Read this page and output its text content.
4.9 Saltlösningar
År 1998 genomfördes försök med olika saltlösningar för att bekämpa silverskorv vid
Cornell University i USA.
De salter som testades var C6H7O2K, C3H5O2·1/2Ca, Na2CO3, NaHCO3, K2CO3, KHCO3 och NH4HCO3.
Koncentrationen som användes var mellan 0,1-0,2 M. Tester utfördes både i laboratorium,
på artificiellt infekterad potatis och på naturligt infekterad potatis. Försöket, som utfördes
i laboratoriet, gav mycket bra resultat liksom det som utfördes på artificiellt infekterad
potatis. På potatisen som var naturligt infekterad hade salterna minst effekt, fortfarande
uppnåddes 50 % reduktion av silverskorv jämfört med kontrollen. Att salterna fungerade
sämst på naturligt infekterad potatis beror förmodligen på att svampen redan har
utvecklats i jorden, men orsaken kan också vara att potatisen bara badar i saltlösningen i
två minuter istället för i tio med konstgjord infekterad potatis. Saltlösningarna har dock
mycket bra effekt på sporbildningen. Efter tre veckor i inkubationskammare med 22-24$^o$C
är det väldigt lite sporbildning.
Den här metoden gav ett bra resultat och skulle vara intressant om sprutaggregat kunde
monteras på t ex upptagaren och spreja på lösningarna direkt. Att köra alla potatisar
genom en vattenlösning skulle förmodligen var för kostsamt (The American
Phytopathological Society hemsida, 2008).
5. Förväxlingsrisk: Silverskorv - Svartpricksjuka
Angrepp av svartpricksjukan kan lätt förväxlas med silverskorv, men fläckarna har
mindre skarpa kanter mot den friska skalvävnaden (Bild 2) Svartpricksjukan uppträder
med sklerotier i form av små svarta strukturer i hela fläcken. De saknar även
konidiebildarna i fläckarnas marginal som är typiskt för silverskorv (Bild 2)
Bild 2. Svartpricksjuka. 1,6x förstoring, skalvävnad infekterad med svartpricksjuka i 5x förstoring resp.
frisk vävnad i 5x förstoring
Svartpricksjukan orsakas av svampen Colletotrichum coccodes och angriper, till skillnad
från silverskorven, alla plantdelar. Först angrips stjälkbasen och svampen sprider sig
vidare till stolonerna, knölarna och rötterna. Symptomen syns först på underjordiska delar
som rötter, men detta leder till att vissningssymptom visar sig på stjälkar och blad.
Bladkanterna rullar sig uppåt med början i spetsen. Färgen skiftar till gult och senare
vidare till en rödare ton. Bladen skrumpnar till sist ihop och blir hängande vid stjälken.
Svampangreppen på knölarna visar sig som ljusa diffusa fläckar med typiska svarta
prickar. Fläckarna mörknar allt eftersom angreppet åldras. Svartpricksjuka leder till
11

* **What to work on**
Each line in the listing above that includes the word "svampen" needs to be copied out.

* **Answer section**
sämst på naturligt infekterad potatis beror förmodligen på att svampen redan har
Svartpricksjukan orsakas av svampen Colletotrichum coccodes och angriper, till skillnad
från silverskorven, alla plantdelar. Först angrips stjälkbasen och svampen sprider sig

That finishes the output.